** Begin **

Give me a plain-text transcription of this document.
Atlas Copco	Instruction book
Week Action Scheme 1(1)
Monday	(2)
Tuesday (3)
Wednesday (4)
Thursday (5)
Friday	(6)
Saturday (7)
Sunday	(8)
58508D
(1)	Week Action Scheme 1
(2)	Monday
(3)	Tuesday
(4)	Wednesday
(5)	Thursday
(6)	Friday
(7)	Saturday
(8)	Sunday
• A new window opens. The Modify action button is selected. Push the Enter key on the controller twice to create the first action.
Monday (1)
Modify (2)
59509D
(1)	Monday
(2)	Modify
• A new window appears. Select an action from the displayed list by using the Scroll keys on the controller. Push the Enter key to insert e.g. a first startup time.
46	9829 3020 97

** End **
** Begin **

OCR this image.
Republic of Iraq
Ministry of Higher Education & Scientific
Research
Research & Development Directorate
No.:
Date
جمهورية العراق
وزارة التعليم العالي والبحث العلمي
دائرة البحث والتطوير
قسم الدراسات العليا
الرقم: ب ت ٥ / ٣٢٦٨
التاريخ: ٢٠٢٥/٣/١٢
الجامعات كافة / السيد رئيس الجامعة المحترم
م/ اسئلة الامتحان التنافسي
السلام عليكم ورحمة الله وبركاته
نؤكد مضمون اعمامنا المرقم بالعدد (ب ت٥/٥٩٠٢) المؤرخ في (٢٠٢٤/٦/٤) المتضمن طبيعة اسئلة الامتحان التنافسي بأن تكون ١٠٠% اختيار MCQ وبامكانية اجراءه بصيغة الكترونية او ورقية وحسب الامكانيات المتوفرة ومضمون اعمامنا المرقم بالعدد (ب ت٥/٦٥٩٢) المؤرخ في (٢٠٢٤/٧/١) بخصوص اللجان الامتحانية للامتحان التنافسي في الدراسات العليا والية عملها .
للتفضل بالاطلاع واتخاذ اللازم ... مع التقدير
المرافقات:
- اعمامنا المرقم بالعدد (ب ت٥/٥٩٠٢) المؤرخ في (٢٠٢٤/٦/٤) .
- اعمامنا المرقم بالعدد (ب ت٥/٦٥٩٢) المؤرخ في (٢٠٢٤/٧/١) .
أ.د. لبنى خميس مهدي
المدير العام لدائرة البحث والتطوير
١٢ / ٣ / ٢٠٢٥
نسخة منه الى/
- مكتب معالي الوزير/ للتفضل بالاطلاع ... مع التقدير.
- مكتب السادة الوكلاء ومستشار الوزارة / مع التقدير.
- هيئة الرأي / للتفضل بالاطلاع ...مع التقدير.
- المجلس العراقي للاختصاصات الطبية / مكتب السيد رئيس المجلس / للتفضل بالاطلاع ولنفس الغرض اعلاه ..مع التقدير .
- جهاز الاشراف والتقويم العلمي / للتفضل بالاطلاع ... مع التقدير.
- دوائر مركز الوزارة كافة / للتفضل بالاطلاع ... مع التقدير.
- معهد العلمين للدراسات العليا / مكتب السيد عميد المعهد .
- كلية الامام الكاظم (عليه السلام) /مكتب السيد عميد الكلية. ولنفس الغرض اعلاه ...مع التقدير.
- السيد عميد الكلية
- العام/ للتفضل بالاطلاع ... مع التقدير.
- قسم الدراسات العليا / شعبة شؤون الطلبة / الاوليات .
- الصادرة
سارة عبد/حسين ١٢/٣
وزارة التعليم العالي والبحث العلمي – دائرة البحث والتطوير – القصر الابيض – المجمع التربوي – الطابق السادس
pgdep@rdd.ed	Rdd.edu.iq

** End **

Scan the lines for the string "التقدير". Pick out every line that has it.

Response.
للتفضل بالاطلاع واتخاذ اللازم ... مع التقدير
- مكتب معالي الوزير/ للتفضل بالاطلاع ... مع التقدير.
- مكتب السادة الوكلاء ومستشار الوزارة / مع التقدير.
- هيئة الرأي / للتفضل بالاطلاع ...مع التقدير.
- المجلس العراقي للاختصاصات الطبية / مكتب السيد رئيس المجلس / للتفضل بالاطلاع ولنفس الغرض اعلاه ..مع التقدير .
- جهاز الاشراف والتقويم العلمي / للتفضل بالاطلاع ... مع التقدير.
- دوائر مركز الوزارة كافة / للتفضل بالاطلاع ... مع التقدير.
- كلية الامام الكاظم (عليه السلام) /مكتب السيد عميد الكلية. ولنفس الغرض اعلاه ...مع التقدير.
- العام/ للتفضل بالاطلاع ... مع التقدير.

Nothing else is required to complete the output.